(Data entries for graphics)
::::::::

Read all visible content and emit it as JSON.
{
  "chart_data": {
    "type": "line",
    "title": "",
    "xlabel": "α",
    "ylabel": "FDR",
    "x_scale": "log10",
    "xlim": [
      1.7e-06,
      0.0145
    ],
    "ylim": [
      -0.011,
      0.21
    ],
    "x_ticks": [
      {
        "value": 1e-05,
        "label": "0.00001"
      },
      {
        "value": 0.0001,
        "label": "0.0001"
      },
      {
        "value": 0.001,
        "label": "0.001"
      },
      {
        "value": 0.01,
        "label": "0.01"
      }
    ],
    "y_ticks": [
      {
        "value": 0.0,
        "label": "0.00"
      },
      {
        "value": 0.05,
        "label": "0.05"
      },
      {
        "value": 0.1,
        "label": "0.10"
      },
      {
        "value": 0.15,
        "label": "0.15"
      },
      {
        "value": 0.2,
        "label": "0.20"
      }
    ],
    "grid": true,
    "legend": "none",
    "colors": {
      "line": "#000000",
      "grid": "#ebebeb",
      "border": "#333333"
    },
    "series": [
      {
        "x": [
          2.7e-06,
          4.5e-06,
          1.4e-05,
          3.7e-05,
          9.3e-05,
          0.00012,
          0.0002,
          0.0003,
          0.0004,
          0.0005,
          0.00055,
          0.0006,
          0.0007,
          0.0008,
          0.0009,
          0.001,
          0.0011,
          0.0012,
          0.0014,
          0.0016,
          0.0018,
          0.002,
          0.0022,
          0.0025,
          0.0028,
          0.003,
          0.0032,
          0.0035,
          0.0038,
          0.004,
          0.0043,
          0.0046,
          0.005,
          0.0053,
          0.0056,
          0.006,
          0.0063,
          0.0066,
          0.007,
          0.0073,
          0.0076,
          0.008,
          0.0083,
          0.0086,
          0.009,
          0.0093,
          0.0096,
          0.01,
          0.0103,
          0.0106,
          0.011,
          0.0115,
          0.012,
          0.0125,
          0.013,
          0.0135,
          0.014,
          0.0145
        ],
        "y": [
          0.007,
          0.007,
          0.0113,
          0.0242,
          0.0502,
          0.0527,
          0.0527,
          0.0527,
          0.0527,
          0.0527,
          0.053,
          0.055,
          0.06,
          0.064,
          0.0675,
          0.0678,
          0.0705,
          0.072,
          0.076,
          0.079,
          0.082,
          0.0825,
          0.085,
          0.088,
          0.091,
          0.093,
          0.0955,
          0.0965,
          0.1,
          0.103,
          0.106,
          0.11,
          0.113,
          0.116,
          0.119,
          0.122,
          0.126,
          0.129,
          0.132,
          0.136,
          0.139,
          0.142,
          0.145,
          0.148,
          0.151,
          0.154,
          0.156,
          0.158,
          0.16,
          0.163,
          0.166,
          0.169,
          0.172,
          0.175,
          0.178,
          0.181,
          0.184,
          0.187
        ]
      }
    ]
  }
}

::::::::

» EXERCISE REQUIREMENTS:
Recite the full listing above exactly.

» WRITTEN ANSWER:
Read all visible content and emit it as JSON.
{
  "chart_data": {
    "type": "line",
    "title": "",
    "xlabel": "α",
    "ylabel": "FDR",
    "x_scale": "log10",
    "xlim": [
      1.7e-06,
      0.0145
    ],
    "ylim": [
      -0.011,
      0.21
    ],
    "x_ticks": [
      {
        "value": 1e-05,
        "label": "0.00001"
      },
      {
        "value": 0.0001,
        "label": "0.0001"
      },
      {
        "value": 0.001,
        "label": "0.001"
      },
      {
        "value": 0.01,
        "label": "0.01"
      }
    ],
    "y_ticks": [
      {
        "value": 0.0,
        "label": "0.00"
      },
      {
        "value": 0.05,
        "label": "0.05"
      },
      {
        "value": 0.1,
        "label": "0.10"
      },
      {
        "value": 0.15,
        "label": "0.15"
      },
      {
        "value": 0.2,
        "label": "0.20"
      }
    ],
    "grid": true,
    "legend": "none",
    "colors": {
      "line": "#000000",
      "grid": "#ebebeb",
      "border": "#333333"
    },
    "series": [
      {
        "x": [
          2.7e-06,
          4.5e-06,
          1.4e-05,
          3.7e-05,
          9.3e-05,
          0.00012,
          0.0002,
          0.0003,
          0.0004,
          0.0005,
          0.00055,
          0.0006,
          0.0007,
          0.0008,
          0.0009,
          0.001,
          0.0011,
          0.0012,
          0.0014,
          0.0016,
          0.0018,
          0.002,
          0.0022,
          0.0025,
          0.0028,
          0.003,
          0.0032,
          0.0035,
          0.0038,
          0.004,
          0.0043,
          0.0046,
          0.005,
          0.0053,
          0.0056,
          0.006,
          0.0063,
          0.0066,
          0.007,
          0.0073,
          0.0076,
          0.008,
          0.0083,
          0.0086,
          0.009,
          0.0093,
          0.0096,
          0.01,
          0.0103,
          0.0106,
          0.011,
          0.0115,
          0.012,
          0.0125,
          0.013,
          0.0135,
          0.014,
          0.0145
        ],
        "y": [
          0.007,
          0.007,
          0.0113,
          0.0242,
          0.0502,
          0.0527,
          0.0527,
          0.0527,
          0.0527,
          0.0527,
          0.053,
          0.055,
          0.06,
          0.064,
          0.0675,
          0.0678,
          0.0705,
          0.072,
          0.076,
          0.079,
          0.082,
          0.0825,
          0.085,
          0.088,
          0.091,
          0.093,
          0.0955,
          0.0965,
          0.1,
          0.103,
          0.106,
          0.11,
          0.113,
          0.116,
          0.119,
          0.122,
          0.126,
          0.129,
          0.132,
          0.136,
          0.139,
          0.142,
          0.145,
          0.148,
          0.151,
          0.154,
          0.156,
          0.158,
          0.16,
          0.163,
          0.166,
          0.169,
          0.172,
          0.175,
          0.178,
          0.181,
          0.184,
          0.187
        ]
      }
    ]
  }
}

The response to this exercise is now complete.